### Written request
Look through the material below for "EURO". Copy every line that contains it.

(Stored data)
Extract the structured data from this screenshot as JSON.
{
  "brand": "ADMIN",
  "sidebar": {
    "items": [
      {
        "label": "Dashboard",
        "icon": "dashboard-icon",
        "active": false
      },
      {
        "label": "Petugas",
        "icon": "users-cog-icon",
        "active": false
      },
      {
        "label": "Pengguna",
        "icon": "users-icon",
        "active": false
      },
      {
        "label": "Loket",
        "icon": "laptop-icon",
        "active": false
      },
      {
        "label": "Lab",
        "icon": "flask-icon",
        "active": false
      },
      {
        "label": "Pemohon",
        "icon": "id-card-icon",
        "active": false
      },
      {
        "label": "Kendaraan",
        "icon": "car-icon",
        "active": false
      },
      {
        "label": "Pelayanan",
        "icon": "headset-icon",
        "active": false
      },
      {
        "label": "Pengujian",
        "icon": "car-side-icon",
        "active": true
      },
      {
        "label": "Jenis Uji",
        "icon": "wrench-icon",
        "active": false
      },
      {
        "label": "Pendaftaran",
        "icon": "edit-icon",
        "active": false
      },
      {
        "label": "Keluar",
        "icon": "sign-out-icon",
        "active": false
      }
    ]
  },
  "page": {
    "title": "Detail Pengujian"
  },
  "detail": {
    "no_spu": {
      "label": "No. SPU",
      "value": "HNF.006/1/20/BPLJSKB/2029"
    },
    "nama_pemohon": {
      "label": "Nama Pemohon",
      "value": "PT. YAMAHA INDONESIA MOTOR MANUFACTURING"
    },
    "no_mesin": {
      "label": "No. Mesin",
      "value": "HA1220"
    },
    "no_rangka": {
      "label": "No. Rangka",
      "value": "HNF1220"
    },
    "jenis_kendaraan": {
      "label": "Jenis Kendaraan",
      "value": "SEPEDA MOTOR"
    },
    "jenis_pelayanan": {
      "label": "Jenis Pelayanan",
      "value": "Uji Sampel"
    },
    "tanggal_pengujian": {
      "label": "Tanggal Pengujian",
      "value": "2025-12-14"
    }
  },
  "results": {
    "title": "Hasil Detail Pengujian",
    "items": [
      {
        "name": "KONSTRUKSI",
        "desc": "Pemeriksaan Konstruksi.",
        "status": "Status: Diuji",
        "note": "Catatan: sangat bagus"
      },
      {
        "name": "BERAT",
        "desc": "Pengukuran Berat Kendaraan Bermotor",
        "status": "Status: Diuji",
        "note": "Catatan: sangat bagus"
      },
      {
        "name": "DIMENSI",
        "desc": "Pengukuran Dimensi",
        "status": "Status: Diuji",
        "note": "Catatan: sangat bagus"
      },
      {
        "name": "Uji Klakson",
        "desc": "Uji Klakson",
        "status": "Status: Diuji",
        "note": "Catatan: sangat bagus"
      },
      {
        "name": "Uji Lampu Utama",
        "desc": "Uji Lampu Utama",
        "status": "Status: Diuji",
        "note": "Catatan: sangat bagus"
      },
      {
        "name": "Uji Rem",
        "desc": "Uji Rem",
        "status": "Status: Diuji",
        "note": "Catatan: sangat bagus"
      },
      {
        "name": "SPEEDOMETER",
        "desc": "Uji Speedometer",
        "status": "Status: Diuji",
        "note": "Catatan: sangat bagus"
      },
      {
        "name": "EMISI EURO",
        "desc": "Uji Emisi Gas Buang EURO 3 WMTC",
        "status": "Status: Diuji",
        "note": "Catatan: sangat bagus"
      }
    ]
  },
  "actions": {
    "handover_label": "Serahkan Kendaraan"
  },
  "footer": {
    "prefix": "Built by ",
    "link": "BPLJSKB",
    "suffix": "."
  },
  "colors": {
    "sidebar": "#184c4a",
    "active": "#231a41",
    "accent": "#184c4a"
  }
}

### The result
        "name": "EMISI EURO",
        "desc": "Uji Emisi Gas Buang EURO 3 WMTC",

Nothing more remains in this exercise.